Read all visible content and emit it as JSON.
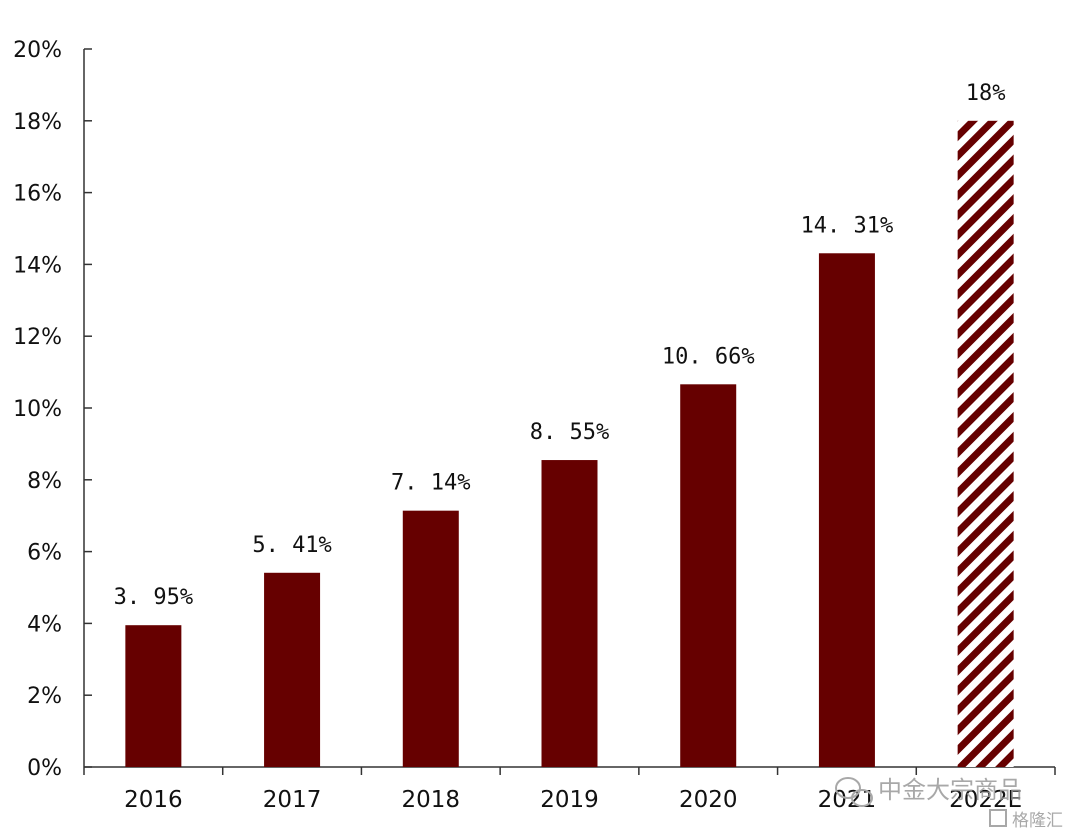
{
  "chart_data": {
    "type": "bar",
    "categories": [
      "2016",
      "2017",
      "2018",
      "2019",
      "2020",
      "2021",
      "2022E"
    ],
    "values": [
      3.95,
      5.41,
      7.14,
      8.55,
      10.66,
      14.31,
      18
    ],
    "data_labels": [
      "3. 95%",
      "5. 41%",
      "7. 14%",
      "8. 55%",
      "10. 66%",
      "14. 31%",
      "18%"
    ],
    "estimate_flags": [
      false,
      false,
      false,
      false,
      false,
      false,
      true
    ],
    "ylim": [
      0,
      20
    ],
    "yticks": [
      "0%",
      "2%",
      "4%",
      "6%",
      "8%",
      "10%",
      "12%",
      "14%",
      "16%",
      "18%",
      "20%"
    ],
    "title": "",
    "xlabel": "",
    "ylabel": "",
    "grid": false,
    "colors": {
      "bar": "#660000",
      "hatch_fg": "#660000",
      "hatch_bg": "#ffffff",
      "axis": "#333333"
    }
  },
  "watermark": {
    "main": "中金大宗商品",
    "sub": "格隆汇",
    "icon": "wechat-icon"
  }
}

============================================================

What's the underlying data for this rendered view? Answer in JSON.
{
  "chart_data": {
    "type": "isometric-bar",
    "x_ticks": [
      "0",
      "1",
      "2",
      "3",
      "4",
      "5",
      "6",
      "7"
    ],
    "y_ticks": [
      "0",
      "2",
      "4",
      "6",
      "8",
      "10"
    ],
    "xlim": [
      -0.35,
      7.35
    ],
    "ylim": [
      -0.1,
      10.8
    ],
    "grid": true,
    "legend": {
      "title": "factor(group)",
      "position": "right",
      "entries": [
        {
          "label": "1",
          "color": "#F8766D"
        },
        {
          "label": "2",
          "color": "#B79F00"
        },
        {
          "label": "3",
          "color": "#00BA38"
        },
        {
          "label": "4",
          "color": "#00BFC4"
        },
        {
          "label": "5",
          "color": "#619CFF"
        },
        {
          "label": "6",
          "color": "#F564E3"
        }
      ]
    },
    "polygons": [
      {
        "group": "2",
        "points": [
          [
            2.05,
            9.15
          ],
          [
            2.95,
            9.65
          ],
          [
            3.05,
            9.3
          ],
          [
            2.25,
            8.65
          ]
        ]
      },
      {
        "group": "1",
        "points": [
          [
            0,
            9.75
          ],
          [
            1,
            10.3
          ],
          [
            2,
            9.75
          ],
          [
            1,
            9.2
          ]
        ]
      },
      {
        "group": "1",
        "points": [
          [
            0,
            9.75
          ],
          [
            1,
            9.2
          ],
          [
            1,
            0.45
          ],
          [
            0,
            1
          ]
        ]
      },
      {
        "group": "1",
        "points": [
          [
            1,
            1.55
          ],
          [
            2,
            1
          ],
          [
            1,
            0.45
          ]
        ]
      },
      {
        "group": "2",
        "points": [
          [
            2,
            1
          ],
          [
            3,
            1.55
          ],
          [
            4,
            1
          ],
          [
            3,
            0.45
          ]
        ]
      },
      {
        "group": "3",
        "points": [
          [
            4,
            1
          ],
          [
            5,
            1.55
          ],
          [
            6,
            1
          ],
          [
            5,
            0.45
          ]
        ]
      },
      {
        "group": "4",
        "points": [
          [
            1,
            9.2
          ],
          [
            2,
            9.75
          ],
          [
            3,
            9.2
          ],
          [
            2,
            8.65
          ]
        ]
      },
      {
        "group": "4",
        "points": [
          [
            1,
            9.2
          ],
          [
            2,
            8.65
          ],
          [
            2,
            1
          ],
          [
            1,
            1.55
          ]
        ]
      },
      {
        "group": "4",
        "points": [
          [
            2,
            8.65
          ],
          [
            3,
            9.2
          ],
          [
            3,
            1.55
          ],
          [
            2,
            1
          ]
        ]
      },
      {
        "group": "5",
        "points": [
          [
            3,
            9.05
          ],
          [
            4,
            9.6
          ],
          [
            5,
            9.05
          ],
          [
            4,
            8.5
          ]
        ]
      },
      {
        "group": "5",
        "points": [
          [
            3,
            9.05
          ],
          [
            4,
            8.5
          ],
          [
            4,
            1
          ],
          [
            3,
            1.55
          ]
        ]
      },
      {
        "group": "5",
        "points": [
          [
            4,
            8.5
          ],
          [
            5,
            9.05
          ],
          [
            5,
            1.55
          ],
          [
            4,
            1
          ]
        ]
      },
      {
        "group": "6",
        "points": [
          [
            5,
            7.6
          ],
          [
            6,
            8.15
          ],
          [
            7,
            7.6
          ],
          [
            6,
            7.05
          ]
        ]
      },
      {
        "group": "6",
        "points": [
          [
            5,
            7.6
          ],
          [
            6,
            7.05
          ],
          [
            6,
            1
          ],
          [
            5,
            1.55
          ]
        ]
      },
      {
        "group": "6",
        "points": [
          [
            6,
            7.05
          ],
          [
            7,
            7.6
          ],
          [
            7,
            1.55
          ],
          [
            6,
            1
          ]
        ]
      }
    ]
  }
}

============================================================

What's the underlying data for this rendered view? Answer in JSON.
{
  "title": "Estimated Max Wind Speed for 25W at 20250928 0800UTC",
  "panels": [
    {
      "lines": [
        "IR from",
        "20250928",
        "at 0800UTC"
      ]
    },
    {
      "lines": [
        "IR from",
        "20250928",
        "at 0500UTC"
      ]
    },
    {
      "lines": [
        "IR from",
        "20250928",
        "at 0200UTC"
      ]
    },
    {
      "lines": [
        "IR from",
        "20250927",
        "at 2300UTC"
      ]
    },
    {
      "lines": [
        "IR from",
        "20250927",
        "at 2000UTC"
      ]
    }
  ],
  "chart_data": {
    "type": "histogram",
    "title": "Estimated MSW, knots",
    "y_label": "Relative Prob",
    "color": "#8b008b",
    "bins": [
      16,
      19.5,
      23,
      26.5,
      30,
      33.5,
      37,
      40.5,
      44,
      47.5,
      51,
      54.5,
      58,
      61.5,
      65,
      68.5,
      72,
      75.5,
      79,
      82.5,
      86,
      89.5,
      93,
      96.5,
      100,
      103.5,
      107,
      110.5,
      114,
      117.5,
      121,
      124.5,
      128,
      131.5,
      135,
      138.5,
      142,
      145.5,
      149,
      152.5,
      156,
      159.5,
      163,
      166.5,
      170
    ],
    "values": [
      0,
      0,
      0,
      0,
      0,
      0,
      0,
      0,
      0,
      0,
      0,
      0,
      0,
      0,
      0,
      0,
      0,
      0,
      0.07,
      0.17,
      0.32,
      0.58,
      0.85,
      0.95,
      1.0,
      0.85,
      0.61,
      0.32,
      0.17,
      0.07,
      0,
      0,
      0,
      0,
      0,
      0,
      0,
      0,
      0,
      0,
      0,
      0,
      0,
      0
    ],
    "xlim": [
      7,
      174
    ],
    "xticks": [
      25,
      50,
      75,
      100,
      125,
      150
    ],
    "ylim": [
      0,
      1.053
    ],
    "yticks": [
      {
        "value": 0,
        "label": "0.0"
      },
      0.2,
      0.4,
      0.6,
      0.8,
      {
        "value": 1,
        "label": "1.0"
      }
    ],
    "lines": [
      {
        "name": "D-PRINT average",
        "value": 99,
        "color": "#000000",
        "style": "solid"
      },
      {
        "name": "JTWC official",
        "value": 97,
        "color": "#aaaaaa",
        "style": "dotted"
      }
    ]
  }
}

============================================================

EXERCISE OBJECTIVE: Scan the lines above for "title", then copy every one that has it.

EXERCISE RESPONSE:
    "title": "",
      "title": "factor(group)",
  "title": "Estimated Max Wind Speed for 25W at 20250928 0800UTC",
    "title": "Estimated MSW, knots",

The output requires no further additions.